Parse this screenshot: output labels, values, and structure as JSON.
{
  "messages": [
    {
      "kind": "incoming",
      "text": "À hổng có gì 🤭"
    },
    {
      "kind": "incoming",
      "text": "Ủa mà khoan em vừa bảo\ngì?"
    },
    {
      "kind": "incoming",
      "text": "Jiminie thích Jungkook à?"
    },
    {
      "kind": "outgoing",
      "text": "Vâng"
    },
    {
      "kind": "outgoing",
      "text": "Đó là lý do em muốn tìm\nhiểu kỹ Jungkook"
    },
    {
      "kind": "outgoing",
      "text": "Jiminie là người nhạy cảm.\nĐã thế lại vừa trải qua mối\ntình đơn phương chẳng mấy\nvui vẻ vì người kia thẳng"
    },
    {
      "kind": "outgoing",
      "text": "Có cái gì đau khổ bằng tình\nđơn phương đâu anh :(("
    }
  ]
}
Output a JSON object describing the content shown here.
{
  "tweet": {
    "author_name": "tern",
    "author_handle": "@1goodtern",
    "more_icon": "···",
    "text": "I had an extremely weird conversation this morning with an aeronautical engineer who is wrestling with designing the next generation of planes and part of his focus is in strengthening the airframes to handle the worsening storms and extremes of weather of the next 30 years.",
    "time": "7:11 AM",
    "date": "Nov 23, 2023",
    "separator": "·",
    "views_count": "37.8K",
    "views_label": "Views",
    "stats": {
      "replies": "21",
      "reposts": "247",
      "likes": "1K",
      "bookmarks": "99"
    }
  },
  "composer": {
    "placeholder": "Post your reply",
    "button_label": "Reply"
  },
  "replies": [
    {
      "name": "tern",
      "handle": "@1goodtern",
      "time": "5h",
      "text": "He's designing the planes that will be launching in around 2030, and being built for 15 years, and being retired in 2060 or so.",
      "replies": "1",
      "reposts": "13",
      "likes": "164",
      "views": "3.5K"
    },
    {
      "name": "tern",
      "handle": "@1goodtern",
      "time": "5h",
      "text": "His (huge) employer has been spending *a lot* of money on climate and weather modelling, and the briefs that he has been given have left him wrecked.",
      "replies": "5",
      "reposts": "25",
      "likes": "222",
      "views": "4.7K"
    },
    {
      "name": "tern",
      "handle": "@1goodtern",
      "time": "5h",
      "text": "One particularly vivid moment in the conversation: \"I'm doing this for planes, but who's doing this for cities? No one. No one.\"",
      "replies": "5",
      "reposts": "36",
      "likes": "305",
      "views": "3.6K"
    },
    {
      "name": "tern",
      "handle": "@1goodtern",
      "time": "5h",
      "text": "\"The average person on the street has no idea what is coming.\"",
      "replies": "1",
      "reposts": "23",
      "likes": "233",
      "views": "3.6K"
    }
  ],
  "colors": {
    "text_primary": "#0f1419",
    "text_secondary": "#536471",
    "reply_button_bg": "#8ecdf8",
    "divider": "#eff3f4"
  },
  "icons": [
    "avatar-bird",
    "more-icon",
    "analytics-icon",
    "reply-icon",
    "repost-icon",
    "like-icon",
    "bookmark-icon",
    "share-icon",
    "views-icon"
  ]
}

- [SHORT EXERCISE]: Each record must be repeated exactly as it is.

- [FINISHED TASK]:
Parse this screenshot: output labels, values, and structure as JSON.
{
  "messages": [
    {
      "kind": "incoming",
      "text": "À hổng có gì 🤭"
    },
    {
      "kind": "incoming",
      "text": "Ủa mà khoan em vừa bảo\ngì?"
    },
    {
      "kind": "incoming",
      "text": "Jiminie thích Jungkook à?"
    },
    {
      "kind": "outgoing",
      "text": "Vâng"
    },
    {
      "kind": "outgoing",
      "text": "Đó là lý do em muốn tìm\nhiểu kỹ Jungkook"
    },
    {
      "kind": "outgoing",
      "text": "Jiminie là người nhạy cảm.\nĐã thế lại vừa trải qua mối\ntình đơn phương chẳng mấy\nvui vẻ vì người kia thẳng"
    },
    {
      "kind": "outgoing",
      "text": "Có cái gì đau khổ bằng tình\nđơn phương đâu anh :(("
    }
  ]
}
Output a JSON object describing the content shown here.
{
  "tweet": {
    "author_name": "tern",
    "author_handle": "@1goodtern",
    "more_icon": "···",
    "text": "I had an extremely weird conversation this morning with an aeronautical engineer who is wrestling with designing the next generation of planes and part of his focus is in strengthening the airframes to handle the worsening storms and extremes of weather of the next 30 years.",
    "time": "7:11 AM",
    "date": "Nov 23, 2023",
    "separator": "·",
    "views_count": "37.8K",
    "views_label": "Views",
    "stats": {
      "replies": "21",
      "reposts": "247",
      "likes": "1K",
      "bookmarks": "99"
    }
  },
  "composer": {
    "placeholder": "Post your reply",
    "button_label": "Reply"
  },
  "replies": [
    {
      "name": "tern",
      "handle": "@1goodtern",
      "time": "5h",
      "text": "He's designing the planes that will be launching in around 2030, and being built for 15 years, and being retired in 2060 or so.",
      "replies": "1",
      "reposts": "13",
      "likes": "164",
      "views": "3.5K"
    },
    {
      "name": "tern",
      "handle": "@1goodtern",
      "time": "5h",
      "text": "His (huge) employer has been spending *a lot* of money on climate and weather modelling, and the briefs that he has been given have left him wrecked.",
      "replies": "5",
      "reposts": "25",
      "likes": "222",
      "views": "4.7K"
    },
    {
      "name": "tern",
      "handle": "@1goodtern",
      "time": "5h",
      "text": "One particularly vivid moment in the conversation: \"I'm doing this for planes, but who's doing this for cities? No one. No one.\"",
      "replies": "5",
      "reposts": "36",
      "likes": "305",
      "views": "3.6K"
    },
    {
      "name": "tern",
      "handle": "@1goodtern",
      "time": "5h",
      "text": "\"The average person on the street has no idea what is coming.\"",
      "replies": "1",
      "reposts": "23",
      "likes": "233",
      "views": "3.6K"
    }
  ],
  "colors": {
    "text_primary": "#0f1419",
    "text_secondary": "#536471",
    "reply_button_bg": "#8ecdf8",
    "divider": "#eff3f4"
  },
  "icons": [
    "avatar-bird",
    "more-icon",
    "analytics-icon",
    "reply-icon",
    "repost-icon",
    "like-icon",
    "bookmark-icon",
    "share-icon",
    "views-icon"
  ]
}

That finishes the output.